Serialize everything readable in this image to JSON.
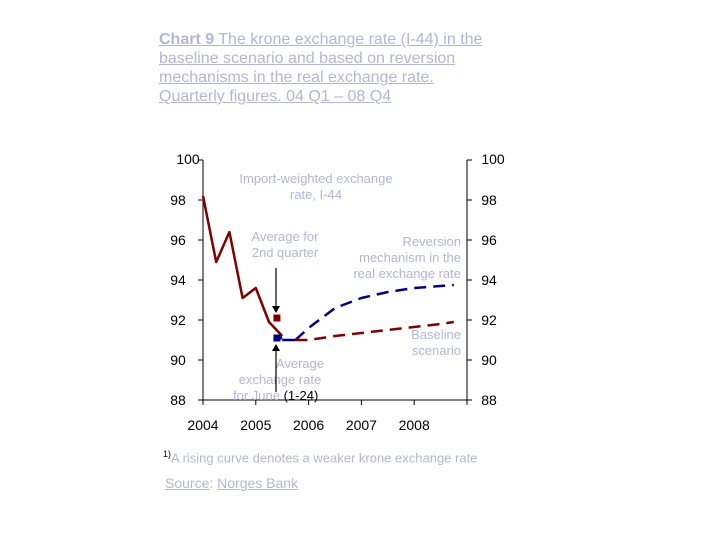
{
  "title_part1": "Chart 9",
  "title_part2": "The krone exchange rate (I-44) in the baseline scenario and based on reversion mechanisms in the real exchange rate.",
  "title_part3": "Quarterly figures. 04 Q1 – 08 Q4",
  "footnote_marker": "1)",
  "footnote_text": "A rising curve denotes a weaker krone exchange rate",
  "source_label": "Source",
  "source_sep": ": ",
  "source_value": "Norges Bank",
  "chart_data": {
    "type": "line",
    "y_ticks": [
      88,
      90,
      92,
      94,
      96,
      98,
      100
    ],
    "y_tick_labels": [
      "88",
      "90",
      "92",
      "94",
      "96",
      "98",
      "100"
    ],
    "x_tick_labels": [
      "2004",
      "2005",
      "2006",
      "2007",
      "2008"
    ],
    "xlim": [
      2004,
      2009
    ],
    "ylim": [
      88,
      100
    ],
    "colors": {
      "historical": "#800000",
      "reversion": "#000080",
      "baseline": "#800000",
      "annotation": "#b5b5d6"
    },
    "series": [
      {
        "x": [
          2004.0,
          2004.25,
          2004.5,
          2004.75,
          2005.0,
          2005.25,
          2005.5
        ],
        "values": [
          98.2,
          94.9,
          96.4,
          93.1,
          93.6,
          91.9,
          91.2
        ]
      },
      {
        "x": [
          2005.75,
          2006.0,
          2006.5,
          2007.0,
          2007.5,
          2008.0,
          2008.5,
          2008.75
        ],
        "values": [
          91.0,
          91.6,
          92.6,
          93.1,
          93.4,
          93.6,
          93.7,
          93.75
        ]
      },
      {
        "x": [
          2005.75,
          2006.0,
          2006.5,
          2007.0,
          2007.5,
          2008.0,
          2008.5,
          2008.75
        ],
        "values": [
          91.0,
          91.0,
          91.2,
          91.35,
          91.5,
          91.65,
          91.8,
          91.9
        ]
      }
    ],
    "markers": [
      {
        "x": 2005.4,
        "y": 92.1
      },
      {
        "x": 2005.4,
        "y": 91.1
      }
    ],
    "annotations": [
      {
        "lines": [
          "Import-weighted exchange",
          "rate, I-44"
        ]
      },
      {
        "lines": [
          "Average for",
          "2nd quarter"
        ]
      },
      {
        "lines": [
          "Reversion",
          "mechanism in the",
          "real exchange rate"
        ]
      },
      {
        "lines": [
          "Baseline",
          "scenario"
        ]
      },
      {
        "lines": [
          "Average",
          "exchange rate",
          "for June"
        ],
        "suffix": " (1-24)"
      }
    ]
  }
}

┄┄┄┄┄┄┄┄┄┄┄┄┄┄┄┄┄┄┄┄

● Problem
Search the data for the string "exchange". List each line that has it.

● Response
  "title_part2": "The krone exchange rate (I-44) in the baseline scenario and based on reversion mechanisms in the real exchange rate.",
  "footnote_text": "A rising curve denotes a weaker krone exchange rate",
          "Import-weighted exchange",
          "real exchange rate"
          "exchange rate",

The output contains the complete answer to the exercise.